TASK BRIEF
Write out every record below exactly as it appears.

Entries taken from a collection
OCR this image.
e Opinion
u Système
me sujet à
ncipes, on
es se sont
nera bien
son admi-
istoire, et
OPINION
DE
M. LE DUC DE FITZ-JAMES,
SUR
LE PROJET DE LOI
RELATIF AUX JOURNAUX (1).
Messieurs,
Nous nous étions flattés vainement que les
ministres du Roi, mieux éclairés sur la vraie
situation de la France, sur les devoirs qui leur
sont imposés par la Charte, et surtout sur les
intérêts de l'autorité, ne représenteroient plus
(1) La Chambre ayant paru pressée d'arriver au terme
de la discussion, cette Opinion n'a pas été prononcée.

SOLUTION
OCR this image.
e Opinion
u Système
me sujet à
ncipes, on
es se sont
nera bien
son admi-
istoire, et
OPINION
DE
M. LE DUC DE FITZ-JAMES,
SUR
LE PROJET DE LOI
RELATIF AUX JOURNAUX (1).
Messieurs,
Nous nous étions flattés vainement que les
ministres du Roi, mieux éclairés sur la vraie
situation de la France, sur les devoirs qui leur
sont imposés par la Charte, et surtout sur les
intérêts de l'autorité, ne représenteroient plus
(1) La Chambre ayant paru pressée d'arriver au terme
de la discussion, cette Opinion n'a pas été prononcée.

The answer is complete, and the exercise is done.